>> begin

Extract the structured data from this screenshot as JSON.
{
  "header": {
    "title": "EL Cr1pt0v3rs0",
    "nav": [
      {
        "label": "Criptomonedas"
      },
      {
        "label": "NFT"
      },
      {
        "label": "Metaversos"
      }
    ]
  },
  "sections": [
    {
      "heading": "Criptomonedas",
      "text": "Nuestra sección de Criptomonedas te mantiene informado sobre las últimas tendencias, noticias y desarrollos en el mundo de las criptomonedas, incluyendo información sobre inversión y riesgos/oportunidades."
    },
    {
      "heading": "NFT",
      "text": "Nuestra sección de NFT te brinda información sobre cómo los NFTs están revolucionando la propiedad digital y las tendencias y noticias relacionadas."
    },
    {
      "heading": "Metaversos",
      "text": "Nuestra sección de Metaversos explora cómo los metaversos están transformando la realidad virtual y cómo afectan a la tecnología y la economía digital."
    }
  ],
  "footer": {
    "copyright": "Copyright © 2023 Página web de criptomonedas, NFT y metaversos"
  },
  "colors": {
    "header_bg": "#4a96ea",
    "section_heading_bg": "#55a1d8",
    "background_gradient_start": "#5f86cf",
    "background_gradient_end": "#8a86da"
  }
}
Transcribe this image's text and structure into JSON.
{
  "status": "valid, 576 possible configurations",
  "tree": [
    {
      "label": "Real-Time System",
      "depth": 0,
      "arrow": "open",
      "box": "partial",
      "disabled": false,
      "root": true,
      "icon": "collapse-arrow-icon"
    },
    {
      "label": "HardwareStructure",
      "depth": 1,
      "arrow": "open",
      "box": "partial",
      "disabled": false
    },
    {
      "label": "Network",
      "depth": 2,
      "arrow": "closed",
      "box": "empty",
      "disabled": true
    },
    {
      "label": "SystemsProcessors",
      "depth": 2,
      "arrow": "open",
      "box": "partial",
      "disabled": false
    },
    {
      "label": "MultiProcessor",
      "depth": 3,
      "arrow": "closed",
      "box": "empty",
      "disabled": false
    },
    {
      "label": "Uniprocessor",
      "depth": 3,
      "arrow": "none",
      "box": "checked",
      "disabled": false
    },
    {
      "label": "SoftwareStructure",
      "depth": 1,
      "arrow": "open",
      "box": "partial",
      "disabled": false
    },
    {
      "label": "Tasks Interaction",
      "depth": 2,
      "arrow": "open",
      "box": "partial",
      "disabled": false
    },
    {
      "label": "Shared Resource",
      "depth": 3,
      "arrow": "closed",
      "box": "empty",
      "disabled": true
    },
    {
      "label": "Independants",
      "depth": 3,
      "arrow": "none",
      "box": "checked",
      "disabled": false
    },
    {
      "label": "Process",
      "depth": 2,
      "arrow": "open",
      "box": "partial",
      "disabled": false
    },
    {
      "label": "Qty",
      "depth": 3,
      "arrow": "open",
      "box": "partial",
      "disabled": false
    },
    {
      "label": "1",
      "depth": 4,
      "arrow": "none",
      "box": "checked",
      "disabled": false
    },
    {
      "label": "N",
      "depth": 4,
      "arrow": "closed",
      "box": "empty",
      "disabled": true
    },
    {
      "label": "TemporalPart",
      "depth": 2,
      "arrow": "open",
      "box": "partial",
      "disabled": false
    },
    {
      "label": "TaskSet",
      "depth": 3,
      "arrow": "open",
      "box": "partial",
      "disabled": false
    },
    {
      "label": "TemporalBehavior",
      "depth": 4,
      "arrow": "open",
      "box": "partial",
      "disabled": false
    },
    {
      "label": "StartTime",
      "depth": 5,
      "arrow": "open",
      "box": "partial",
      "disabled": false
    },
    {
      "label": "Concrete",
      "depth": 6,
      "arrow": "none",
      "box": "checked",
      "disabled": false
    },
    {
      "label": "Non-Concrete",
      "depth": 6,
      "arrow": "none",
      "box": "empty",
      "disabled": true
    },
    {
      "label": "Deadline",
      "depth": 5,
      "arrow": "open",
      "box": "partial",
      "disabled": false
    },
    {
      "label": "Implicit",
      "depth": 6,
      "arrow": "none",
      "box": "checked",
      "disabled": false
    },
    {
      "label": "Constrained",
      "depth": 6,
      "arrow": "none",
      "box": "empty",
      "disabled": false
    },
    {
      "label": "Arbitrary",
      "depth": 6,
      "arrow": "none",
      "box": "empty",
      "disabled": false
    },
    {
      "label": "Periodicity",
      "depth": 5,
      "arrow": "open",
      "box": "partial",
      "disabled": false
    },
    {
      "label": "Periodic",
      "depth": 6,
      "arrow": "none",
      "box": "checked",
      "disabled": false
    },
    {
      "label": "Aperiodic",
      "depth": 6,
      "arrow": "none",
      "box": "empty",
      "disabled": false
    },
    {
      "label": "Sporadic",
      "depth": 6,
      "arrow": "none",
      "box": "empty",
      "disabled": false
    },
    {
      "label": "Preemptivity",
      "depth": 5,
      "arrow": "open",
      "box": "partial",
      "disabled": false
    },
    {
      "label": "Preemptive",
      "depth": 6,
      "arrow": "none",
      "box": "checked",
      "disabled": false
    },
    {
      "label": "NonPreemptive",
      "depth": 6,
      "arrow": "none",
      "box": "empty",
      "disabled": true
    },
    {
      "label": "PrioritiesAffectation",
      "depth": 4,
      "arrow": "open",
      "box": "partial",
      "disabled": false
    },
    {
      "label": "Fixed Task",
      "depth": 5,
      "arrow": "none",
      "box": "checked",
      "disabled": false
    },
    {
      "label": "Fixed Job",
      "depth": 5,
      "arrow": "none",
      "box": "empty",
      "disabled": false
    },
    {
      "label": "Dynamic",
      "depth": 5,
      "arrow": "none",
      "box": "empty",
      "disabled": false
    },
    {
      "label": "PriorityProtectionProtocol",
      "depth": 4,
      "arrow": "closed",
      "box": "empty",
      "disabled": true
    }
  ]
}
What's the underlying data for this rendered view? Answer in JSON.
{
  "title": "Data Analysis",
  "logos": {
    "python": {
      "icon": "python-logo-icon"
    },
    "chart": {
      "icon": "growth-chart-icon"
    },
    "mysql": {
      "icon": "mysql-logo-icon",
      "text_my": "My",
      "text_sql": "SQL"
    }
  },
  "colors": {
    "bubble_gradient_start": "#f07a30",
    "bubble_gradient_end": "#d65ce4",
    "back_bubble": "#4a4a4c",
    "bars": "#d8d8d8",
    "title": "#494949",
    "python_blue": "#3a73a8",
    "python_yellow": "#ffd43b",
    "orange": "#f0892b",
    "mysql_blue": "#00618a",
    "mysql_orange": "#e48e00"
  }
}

>> end

WORK INSTRUCTIONS: Repeat the records above exactly, leaving none out.

SOLVED EXERCISE:
Extract the structured data from this screenshot as JSON.
{
  "header": {
    "title": "EL Cr1pt0v3rs0",
    "nav": [
      {
        "label": "Criptomonedas"
      },
      {
        "label": "NFT"
      },
      {
        "label": "Metaversos"
      }
    ]
  },
  "sections": [
    {
      "heading": "Criptomonedas",
      "text": "Nuestra sección de Criptomonedas te mantiene informado sobre las últimas tendencias, noticias y desarrollos en el mundo de las criptomonedas, incluyendo información sobre inversión y riesgos/oportunidades."
    },
    {
      "heading": "NFT",
      "text": "Nuestra sección de NFT te brinda información sobre cómo los NFTs están revolucionando la propiedad digital y las tendencias y noticias relacionadas."
    },
    {
      "heading": "Metaversos",
      "text": "Nuestra sección de Metaversos explora cómo los metaversos están transformando la realidad virtual y cómo afectan a la tecnología y la economía digital."
    }
  ],
  "footer": {
    "copyright": "Copyright © 2023 Página web de criptomonedas, NFT y metaversos"
  },
  "colors": {
    "header_bg": "#4a96ea",
    "section_heading_bg": "#55a1d8",
    "background_gradient_start": "#5f86cf",
    "background_gradient_end": "#8a86da"
  }
}
Transcribe this image's text and structure into JSON.
{
  "status": "valid, 576 possible configurations",
  "tree": [
    {
      "label": "Real-Time System",
      "depth": 0,
      "arrow": "open",
      "box": "partial",
      "disabled": false,
      "root": true,
      "icon": "collapse-arrow-icon"
    },
    {
      "label": "HardwareStructure",
      "depth": 1,
      "arrow": "open",
      "box": "partial",
      "disabled": false
    },
    {
      "label": "Network",
      "depth": 2,
      "arrow": "closed",
      "box": "empty",
      "disabled": true
    },
    {
      "label": "SystemsProcessors",
      "depth": 2,
      "arrow": "open",
      "box": "partial",
      "disabled": false
    },
    {
      "label": "MultiProcessor",
      "depth": 3,
      "arrow": "closed",
      "box": "empty",
      "disabled": false
    },
    {
      "label": "Uniprocessor",
      "depth": 3,
      "arrow": "none",
      "box": "checked",
      "disabled": false
    },
    {
      "label": "SoftwareStructure",
      "depth": 1,
      "arrow": "open",
      "box": "partial",
      "disabled": false
    },
    {
      "label": "Tasks Interaction",
      "depth": 2,
      "arrow": "open",
      "box": "partial",
      "disabled": false
    },
    {
      "label": "Shared Resource",
      "depth": 3,
      "arrow": "closed",
      "box": "empty",
      "disabled": true
    },
    {
      "label": "Independants",
      "depth": 3,
      "arrow": "none",
      "box": "checked",
      "disabled": false
    },
    {
      "label": "Process",
      "depth": 2,
      "arrow": "open",
      "box": "partial",
      "disabled": false
    },
    {
      "label": "Qty",
      "depth": 3,
      "arrow": "open",
      "box": "partial",
      "disabled": false
    },
    {
      "label": "1",
      "depth": 4,
      "arrow": "none",
      "box": "checked",
      "disabled": false
    },
    {
      "label": "N",
      "depth": 4,
      "arrow": "closed",
      "box": "empty",
      "disabled": true
    },
    {
      "label": "TemporalPart",
      "depth": 2,
      "arrow": "open",
      "box": "partial",
      "disabled": false
    },
    {
      "label": "TaskSet",
      "depth": 3,
      "arrow": "open",
      "box": "partial",
      "disabled": false
    },
    {
      "label": "TemporalBehavior",
      "depth": 4,
      "arrow": "open",
      "box": "partial",
      "disabled": false
    },
    {
      "label": "StartTime",
      "depth": 5,
      "arrow": "open",
      "box": "partial",
      "disabled": false
    },
    {
      "label": "Concrete",
      "depth": 6,
      "arrow": "none",
      "box": "checked",
      "disabled": false
    },
    {
      "label": "Non-Concrete",
      "depth": 6,
      "arrow": "none",
      "box": "empty",
      "disabled": true
    },
    {
      "label": "Deadline",
      "depth": 5,
      "arrow": "open",
      "box": "partial",
      "disabled": false
    },
    {
      "label": "Implicit",
      "depth": 6,
      "arrow": "none",
      "box": "checked",
      "disabled": false
    },
    {
      "label": "Constrained",
      "depth": 6,
      "arrow": "none",
      "box": "empty",
      "disabled": false
    },
    {
      "label": "Arbitrary",
      "depth": 6,
      "arrow": "none",
      "box": "empty",
      "disabled": false
    },
    {
      "label": "Periodicity",
      "depth": 5,
      "arrow": "open",
      "box": "partial",
      "disabled": false
    },
    {
      "label": "Periodic",
      "depth": 6,
      "arrow": "none",
      "box": "checked",
      "disabled": false
    },
    {
      "label": "Aperiodic",
      "depth": 6,
      "arrow": "none",
      "box": "empty",
      "disabled": false
    },
    {
      "label": "Sporadic",
      "depth": 6,
      "arrow": "none",
      "box": "empty",
      "disabled": false
    },
    {
      "label": "Preemptivity",
      "depth": 5,
      "arrow": "open",
      "box": "partial",
      "disabled": false
    },
    {
      "label": "Preemptive",
      "depth": 6,
      "arrow": "none",
      "box": "checked",
      "disabled": false
    },
    {
      "label": "NonPreemptive",
      "depth": 6,
      "arrow": "none",
      "box": "empty",
      "disabled": true
    },
    {
      "label": "PrioritiesAffectation",
      "depth": 4,
      "arrow": "open",
      "box": "partial",
      "disabled": false
    },
    {
      "label": "Fixed Task",
      "depth": 5,
      "arrow": "none",
      "box": "checked",
      "disabled": false
    },
    {
      "label": "Fixed Job",
      "depth": 5,
      "arrow": "none",
      "box": "empty",
      "disabled": false
    },
    {
      "label": "Dynamic",
      "depth": 5,
      "arrow": "none",
      "box": "empty",
      "disabled": false
    },
    {
      "label": "PriorityProtectionProtocol",
      "depth": 4,
      "arrow": "closed",
      "box": "empty",
      "disabled": true
    }
  ]
}
What's the underlying data for this rendered view? Answer in JSON.
{
  "title": "Data Analysis",
  "logos": {
    "python": {
      "icon": "python-logo-icon"
    },
    "chart": {
      "icon": "growth-chart-icon"
    },
    "mysql": {
      "icon": "mysql-logo-icon",
      "text_my": "My",
      "text_sql": "SQL"
    }
  },
  "colors": {
    "bubble_gradient_start": "#f07a30",
    "bubble_gradient_end": "#d65ce4",
    "back_bubble": "#4a4a4c",
    "bars": "#d8d8d8",
    "title": "#494949",
    "python_blue": "#3a73a8",
    "python_yellow": "#ffd43b",
    "orange": "#f0892b",
    "mysql_blue": "#00618a",
    "mysql_orange": "#e48e00"
  }
}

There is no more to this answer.